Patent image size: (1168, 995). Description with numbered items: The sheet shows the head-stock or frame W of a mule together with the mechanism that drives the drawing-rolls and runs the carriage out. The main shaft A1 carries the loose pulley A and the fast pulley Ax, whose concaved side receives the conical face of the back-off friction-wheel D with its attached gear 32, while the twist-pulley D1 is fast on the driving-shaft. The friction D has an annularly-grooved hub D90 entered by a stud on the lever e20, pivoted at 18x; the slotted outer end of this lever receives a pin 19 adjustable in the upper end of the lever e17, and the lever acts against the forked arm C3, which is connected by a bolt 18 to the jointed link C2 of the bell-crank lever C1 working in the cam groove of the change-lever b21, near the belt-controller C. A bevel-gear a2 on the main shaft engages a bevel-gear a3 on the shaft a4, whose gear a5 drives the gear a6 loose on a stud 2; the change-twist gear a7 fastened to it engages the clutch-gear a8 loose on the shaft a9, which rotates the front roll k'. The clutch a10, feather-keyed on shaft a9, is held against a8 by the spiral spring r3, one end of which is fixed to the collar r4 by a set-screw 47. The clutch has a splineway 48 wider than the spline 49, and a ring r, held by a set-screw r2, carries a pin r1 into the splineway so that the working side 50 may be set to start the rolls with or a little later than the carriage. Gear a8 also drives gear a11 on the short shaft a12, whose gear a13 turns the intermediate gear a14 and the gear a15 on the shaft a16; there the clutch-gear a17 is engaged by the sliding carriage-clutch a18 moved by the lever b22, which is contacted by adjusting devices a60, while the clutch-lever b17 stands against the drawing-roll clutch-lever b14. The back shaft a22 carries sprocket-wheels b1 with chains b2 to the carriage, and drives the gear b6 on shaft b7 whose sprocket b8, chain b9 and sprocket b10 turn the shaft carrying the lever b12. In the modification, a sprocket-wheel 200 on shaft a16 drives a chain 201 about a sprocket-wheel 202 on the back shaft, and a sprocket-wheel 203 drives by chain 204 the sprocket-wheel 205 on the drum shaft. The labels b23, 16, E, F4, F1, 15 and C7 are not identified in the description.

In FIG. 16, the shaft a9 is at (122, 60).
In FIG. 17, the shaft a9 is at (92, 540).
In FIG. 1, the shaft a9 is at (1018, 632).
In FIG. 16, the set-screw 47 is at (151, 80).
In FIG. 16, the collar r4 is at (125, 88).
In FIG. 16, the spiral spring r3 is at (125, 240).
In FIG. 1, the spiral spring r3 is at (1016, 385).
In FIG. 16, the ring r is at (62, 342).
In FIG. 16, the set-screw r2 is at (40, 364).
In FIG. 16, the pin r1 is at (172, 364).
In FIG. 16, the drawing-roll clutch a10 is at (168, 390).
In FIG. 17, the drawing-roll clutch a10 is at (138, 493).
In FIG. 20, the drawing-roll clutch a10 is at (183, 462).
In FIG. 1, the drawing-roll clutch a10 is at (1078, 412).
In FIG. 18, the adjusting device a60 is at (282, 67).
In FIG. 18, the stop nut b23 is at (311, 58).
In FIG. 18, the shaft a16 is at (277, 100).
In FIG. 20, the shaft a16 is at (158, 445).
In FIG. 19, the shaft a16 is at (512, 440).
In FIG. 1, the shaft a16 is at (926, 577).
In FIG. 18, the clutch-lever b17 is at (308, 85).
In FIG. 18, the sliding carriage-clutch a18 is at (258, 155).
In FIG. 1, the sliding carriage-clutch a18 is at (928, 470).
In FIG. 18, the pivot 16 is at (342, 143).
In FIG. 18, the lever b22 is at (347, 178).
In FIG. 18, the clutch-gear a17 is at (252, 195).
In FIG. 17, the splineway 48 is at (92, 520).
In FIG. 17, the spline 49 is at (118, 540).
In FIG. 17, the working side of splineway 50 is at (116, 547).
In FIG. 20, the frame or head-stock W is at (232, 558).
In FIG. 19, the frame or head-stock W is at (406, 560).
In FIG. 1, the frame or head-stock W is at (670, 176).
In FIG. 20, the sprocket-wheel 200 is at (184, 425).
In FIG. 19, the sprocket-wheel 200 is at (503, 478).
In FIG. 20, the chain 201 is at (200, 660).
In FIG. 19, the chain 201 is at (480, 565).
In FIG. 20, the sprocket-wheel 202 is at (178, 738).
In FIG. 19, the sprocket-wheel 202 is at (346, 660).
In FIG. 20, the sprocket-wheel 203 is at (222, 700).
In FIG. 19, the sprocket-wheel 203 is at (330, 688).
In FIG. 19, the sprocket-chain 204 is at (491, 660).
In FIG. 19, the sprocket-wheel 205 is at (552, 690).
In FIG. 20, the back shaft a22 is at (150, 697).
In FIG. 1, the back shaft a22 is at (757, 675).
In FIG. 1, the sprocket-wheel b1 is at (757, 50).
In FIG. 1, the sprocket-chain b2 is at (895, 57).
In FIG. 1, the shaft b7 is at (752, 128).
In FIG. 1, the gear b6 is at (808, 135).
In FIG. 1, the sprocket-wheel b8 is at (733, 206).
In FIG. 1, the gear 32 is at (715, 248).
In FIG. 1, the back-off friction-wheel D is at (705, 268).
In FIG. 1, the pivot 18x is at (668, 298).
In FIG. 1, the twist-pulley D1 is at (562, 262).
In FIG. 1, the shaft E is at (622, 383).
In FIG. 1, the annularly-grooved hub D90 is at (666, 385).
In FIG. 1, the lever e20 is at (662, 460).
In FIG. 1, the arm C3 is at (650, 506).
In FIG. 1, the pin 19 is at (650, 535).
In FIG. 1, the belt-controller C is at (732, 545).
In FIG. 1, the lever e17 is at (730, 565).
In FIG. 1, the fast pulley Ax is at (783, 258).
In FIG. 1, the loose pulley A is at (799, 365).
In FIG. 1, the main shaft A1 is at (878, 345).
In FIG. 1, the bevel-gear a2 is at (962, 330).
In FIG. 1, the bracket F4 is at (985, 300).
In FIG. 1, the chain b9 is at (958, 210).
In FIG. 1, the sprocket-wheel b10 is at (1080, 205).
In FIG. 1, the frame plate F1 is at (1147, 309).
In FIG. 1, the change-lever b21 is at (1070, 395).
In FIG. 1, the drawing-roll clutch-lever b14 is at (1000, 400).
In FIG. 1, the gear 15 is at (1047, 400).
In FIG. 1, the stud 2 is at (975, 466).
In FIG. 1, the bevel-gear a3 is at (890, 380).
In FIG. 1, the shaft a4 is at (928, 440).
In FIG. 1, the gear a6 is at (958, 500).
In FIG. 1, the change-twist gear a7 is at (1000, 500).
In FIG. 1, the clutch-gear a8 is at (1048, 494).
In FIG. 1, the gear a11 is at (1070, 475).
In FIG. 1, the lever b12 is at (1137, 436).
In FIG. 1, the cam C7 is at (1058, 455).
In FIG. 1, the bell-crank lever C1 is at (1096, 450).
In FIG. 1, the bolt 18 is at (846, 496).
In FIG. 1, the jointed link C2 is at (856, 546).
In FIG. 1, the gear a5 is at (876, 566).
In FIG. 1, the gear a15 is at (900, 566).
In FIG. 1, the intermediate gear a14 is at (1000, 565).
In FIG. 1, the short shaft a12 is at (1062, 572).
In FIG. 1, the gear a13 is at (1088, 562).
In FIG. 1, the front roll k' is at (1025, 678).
----
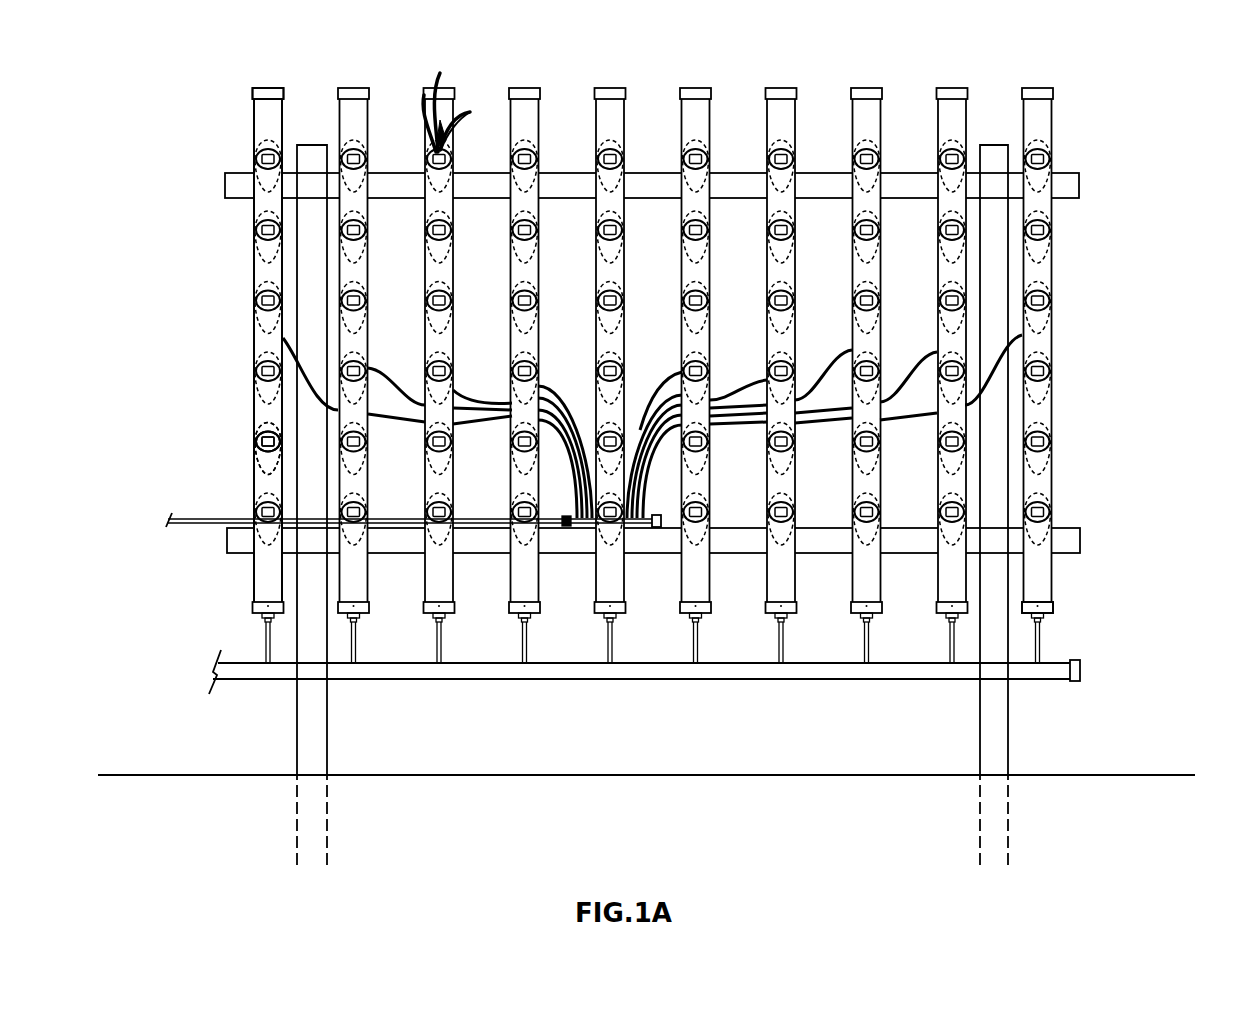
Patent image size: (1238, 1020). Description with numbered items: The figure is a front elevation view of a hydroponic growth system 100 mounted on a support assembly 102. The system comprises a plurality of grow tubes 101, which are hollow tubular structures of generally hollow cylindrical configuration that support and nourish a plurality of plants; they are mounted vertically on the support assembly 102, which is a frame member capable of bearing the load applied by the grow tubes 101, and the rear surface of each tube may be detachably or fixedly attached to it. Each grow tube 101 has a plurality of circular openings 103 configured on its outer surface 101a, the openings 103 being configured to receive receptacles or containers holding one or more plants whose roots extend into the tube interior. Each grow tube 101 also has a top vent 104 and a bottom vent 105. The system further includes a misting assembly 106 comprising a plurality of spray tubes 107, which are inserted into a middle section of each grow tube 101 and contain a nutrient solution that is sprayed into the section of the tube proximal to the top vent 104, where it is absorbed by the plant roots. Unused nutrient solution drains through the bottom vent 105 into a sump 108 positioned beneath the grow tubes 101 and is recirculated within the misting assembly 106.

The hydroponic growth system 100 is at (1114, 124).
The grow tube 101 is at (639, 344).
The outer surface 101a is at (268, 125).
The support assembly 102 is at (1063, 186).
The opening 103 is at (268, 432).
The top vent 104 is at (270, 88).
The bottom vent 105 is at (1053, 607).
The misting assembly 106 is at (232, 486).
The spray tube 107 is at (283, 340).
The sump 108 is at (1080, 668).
----
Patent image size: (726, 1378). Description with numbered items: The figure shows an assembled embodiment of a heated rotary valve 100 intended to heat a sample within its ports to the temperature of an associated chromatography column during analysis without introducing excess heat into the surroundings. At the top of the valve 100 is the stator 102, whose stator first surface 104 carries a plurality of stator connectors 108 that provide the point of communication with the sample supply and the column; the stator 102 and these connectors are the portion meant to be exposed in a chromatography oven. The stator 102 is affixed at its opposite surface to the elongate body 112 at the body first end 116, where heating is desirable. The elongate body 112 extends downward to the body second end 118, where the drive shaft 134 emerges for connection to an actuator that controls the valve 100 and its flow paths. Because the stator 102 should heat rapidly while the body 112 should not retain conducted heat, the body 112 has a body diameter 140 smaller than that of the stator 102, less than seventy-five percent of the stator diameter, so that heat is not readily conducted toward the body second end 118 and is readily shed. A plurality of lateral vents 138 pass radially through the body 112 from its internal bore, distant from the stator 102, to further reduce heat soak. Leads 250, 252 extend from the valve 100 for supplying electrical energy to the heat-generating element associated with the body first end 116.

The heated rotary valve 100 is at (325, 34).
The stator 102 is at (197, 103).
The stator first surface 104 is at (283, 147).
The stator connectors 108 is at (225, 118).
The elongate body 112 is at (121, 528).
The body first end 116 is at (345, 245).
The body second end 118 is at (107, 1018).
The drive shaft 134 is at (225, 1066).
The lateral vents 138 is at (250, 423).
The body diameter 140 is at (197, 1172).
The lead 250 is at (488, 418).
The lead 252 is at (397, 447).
----
- [WHAT IS BEING ASKED]:
Express the lines from the one holding "Patent image size: (1238, 1020)." through the one holding "The grow tube 101 is at (639, 344).", inclusive, as a Markdown table with the columns Row and Line, one row per line, with blank lines left out.

- [EXERCISE OUTPUT]:
| Row | Line |
|---|---|
| 1 | Patent image size: (1238, 1020). Description with numbered items: The figure is a front elevation view of a hydroponic growth system 100 mounted on a support assembly 102. The system comprises a plurality of grow tubes 101, which are hollow tubular structures of generally hollow cylindrical configuration that support and nourish a plurality of plants; they are mounted vertically on the support assembly 102, which is a frame member capable of bearing the load applied by the grow tubes 101, and the rear surface of each tube may be detachably or fixedly attached to it. Each grow tube 101 has a plurality of circular openings 103 configured on its outer surface 101a, the openings 103 being configured to receive receptacles or containers holding one or more plants whose roots extend into the tube interior. Each grow tube 101 also has a top vent 104 and a bottom vent 105. The system further includes a misting assembly 106 comprising a plurality of spray tubes 107, which are inserted into a middle section of each grow tube 101 and contain a nutrient solution that is sprayed into the section of the tube proximal to the top vent 104, where it is absorbed by the plant roots. Unused nutrient solution drains through the bottom vent 105 into a sump 108 positioned beneath the grow tubes 101 and is recirculated within the misting assembly 106. |
| 2 | The hydroponic growth system 100 is at (1114, 124). |
| 3 | The grow tube 101 is at (639, 344). |